◆ **DESCRIPTION OF THE TASK**
Count the lines below that include the word "JSON" and write that number alone.

◆ **ENTRIES SUPPLIED**
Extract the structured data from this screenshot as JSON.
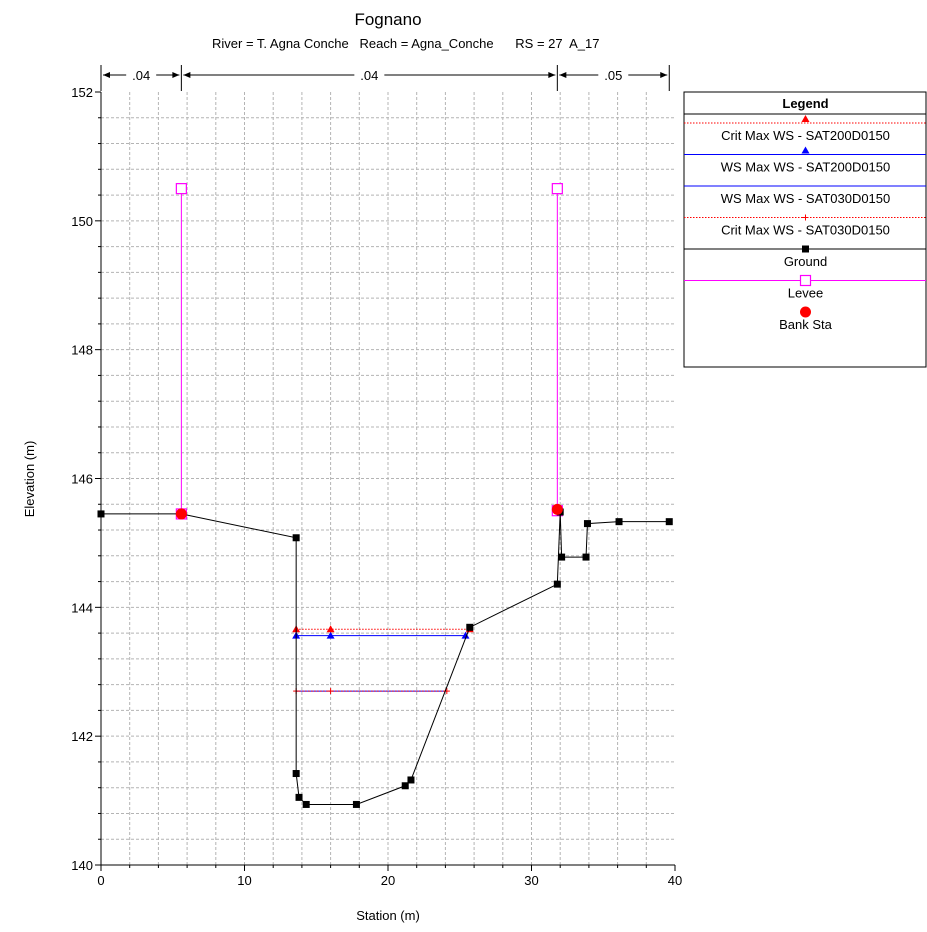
{
  "chart_data": {
    "type": "line",
    "title": "Fognano",
    "subtitle": "River = T. Agna Conche   Reach = Agna_Conche      RS = 27  A_17",
    "xlabel": "Station (m)",
    "ylabel": "Elevation (m)",
    "xlim": [
      0,
      40
    ],
    "ylim": [
      140,
      152
    ],
    "x_ticks": [
      "0",
      "10",
      "20",
      "30",
      "40"
    ],
    "y_ticks": [
      "140",
      "142",
      "144",
      "146",
      "148",
      "150",
      "152"
    ],
    "grid": true,
    "legend_position": "right",
    "mannings": [
      {
        "label": ".04",
        "from": 0,
        "to": 5.6
      },
      {
        "label": ".04",
        "from": 5.6,
        "to": 31.8
      },
      {
        "label": ".05",
        "from": 31.8,
        "to": 39.6
      }
    ],
    "legend": {
      "title": "Legend",
      "entries": [
        "Crit Max WS - SAT200D0150",
        "WS Max WS - SAT200D0150",
        "WS Max WS - SAT030D0150",
        "Crit Max WS - SAT030D0150",
        "Ground",
        "Levee",
        "Bank Sta"
      ]
    },
    "series": [
      {
        "name": "Crit Max WS - SAT200D0150",
        "color": "#ff0000",
        "marker": "triangle",
        "dash": true,
        "points": [
          [
            13.6,
            143.66
          ],
          [
            16.0,
            143.66
          ],
          [
            25.7,
            143.66
          ]
        ]
      },
      {
        "name": "WS Max WS - SAT200D0150",
        "color": "#0000ff",
        "marker": "triangle",
        "dash": false,
        "points": [
          [
            13.6,
            143.56
          ],
          [
            16.0,
            143.56
          ],
          [
            25.4,
            143.56
          ]
        ]
      },
      {
        "name": "WS Max WS - SAT030D0150",
        "color": "#0000ff",
        "marker": "none",
        "dash": false,
        "points": [
          [
            13.6,
            142.7
          ],
          [
            24.1,
            142.7
          ]
        ]
      },
      {
        "name": "Crit Max WS - SAT030D0150",
        "color": "#ff0000",
        "marker": "plus",
        "dash": true,
        "points": [
          [
            13.6,
            142.7
          ],
          [
            16.0,
            142.7
          ],
          [
            24.1,
            142.7
          ]
        ]
      },
      {
        "name": "Ground",
        "color": "#000000",
        "marker": "square",
        "dash": false,
        "points": [
          [
            0,
            145.45
          ],
          [
            5.6,
            145.45
          ],
          [
            13.6,
            145.08
          ],
          [
            13.6,
            141.42
          ],
          [
            13.8,
            141.05
          ],
          [
            14.3,
            140.94
          ],
          [
            17.8,
            140.94
          ],
          [
            21.2,
            141.23
          ],
          [
            21.6,
            141.32
          ],
          [
            25.7,
            143.69
          ],
          [
            31.8,
            144.36
          ],
          [
            32.0,
            145.48
          ],
          [
            32.1,
            144.78
          ],
          [
            33.8,
            144.78
          ],
          [
            33.9,
            145.3
          ],
          [
            36.1,
            145.33
          ],
          [
            39.6,
            145.33
          ]
        ]
      },
      {
        "name": "Levee",
        "color": "#ff00ff",
        "marker": "open-square",
        "dash": false,
        "segments": [
          [
            [
              5.6,
              145.45
            ],
            [
              5.6,
              150.5
            ]
          ],
          [
            [
              31.8,
              145.5
            ],
            [
              31.8,
              150.5
            ]
          ]
        ]
      },
      {
        "name": "Bank Sta",
        "color": "#ff0000",
        "marker": "circle",
        "dash": false,
        "points": [
          [
            5.6,
            145.45
          ],
          [
            31.8,
            145.52
          ]
        ]
      }
    ]
  }
}
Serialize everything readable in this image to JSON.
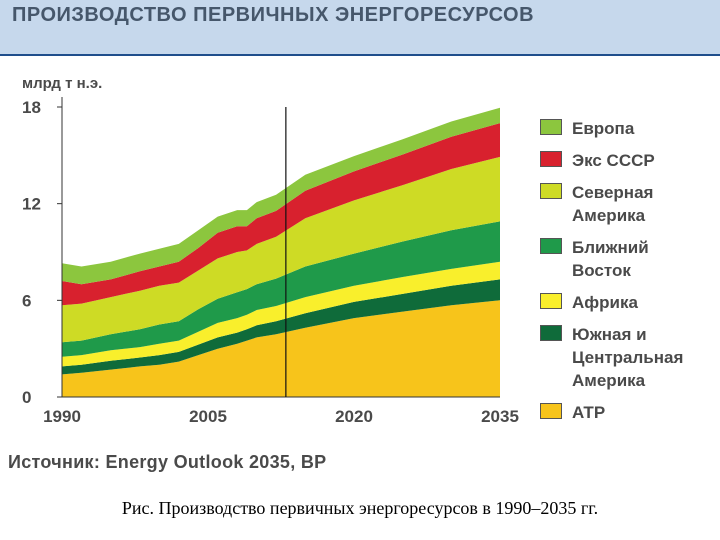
{
  "header": {
    "title": "ПРОИЗВОДСТВО ПЕРВИЧНЫХ ЭНЕРГОРЕСУРСОВ"
  },
  "chart_data": {
    "type": "area",
    "stacked": true,
    "ylabel": "млрд т н.э.",
    "ylim": [
      0,
      18
    ],
    "yticks": [
      "0",
      "6",
      "12",
      "18"
    ],
    "xlim": [
      1990,
      2035
    ],
    "xticks": [
      "1990",
      "2005",
      "2020",
      "2035"
    ],
    "forecast_line_x": 2013,
    "x": [
      1990,
      1992,
      1995,
      1998,
      2000,
      2002,
      2004,
      2006,
      2008,
      2009,
      2010,
      2012,
      2015,
      2020,
      2025,
      2030,
      2035
    ],
    "series": [
      {
        "name": "АТР",
        "color": "#f7c41b",
        "values": [
          1.4,
          1.5,
          1.7,
          1.9,
          2.0,
          2.2,
          2.6,
          3.0,
          3.3,
          3.5,
          3.7,
          3.9,
          4.3,
          4.9,
          5.3,
          5.7,
          6.0
        ]
      },
      {
        "name": "Южная и Центральная Америка",
        "color": "#0f6b3a",
        "values": [
          0.5,
          0.5,
          0.55,
          0.55,
          0.6,
          0.6,
          0.65,
          0.7,
          0.7,
          0.7,
          0.75,
          0.8,
          0.9,
          1.0,
          1.1,
          1.2,
          1.3
        ]
      },
      {
        "name": "Африка",
        "color": "#f9ef2c",
        "values": [
          0.6,
          0.6,
          0.65,
          0.65,
          0.7,
          0.7,
          0.8,
          0.9,
          0.9,
          0.9,
          0.95,
          0.95,
          1.0,
          1.0,
          1.05,
          1.05,
          1.1
        ]
      },
      {
        "name": "Ближний Восток",
        "color": "#1f9a4a",
        "values": [
          0.9,
          0.9,
          1.0,
          1.1,
          1.2,
          1.2,
          1.4,
          1.5,
          1.6,
          1.6,
          1.6,
          1.7,
          1.9,
          2.0,
          2.2,
          2.4,
          2.5
        ]
      },
      {
        "name": "Северная Америка",
        "color": "#cedb25",
        "values": [
          2.3,
          2.3,
          2.3,
          2.4,
          2.4,
          2.4,
          2.4,
          2.5,
          2.5,
          2.4,
          2.5,
          2.6,
          3.0,
          3.3,
          3.5,
          3.8,
          4.0
        ]
      },
      {
        "name": "Экс СССР",
        "color": "#d8212e",
        "values": [
          1.5,
          1.2,
          1.1,
          1.2,
          1.2,
          1.3,
          1.4,
          1.6,
          1.6,
          1.5,
          1.6,
          1.6,
          1.7,
          1.8,
          1.9,
          2.0,
          2.1
        ]
      },
      {
        "name": "Европа",
        "color": "#8cc63e",
        "values": [
          1.1,
          1.1,
          1.1,
          1.1,
          1.1,
          1.1,
          1.1,
          1.0,
          1.0,
          1.0,
          1.0,
          1.0,
          1.0,
          0.95,
          0.95,
          0.95,
          0.95
        ]
      }
    ]
  },
  "legend": {
    "items": [
      {
        "label_lines": [
          "Европа"
        ],
        "color": "#8cc63e"
      },
      {
        "label_lines": [
          "Экс СССР"
        ],
        "color": "#d8212e"
      },
      {
        "label_lines": [
          "Северная",
          "Америка"
        ],
        "color": "#cedb25"
      },
      {
        "label_lines": [
          "Ближний",
          "Восток"
        ],
        "color": "#1f9a4a"
      },
      {
        "label_lines": [
          "Африка"
        ],
        "color": "#f9ef2c"
      },
      {
        "label_lines": [
          "Южная и",
          "Центральная",
          "Америка"
        ],
        "color": "#0f6b3a"
      },
      {
        "label_lines": [
          "АТР"
        ],
        "color": "#f7c41b"
      }
    ]
  },
  "source": "Источник: Energy Outlook 2035, BP",
  "caption": "Рис. Производство первичных энергоресурсов в 1990–2035 гг."
}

◆ **OUTPUT FOR THIS EXERCISE**
2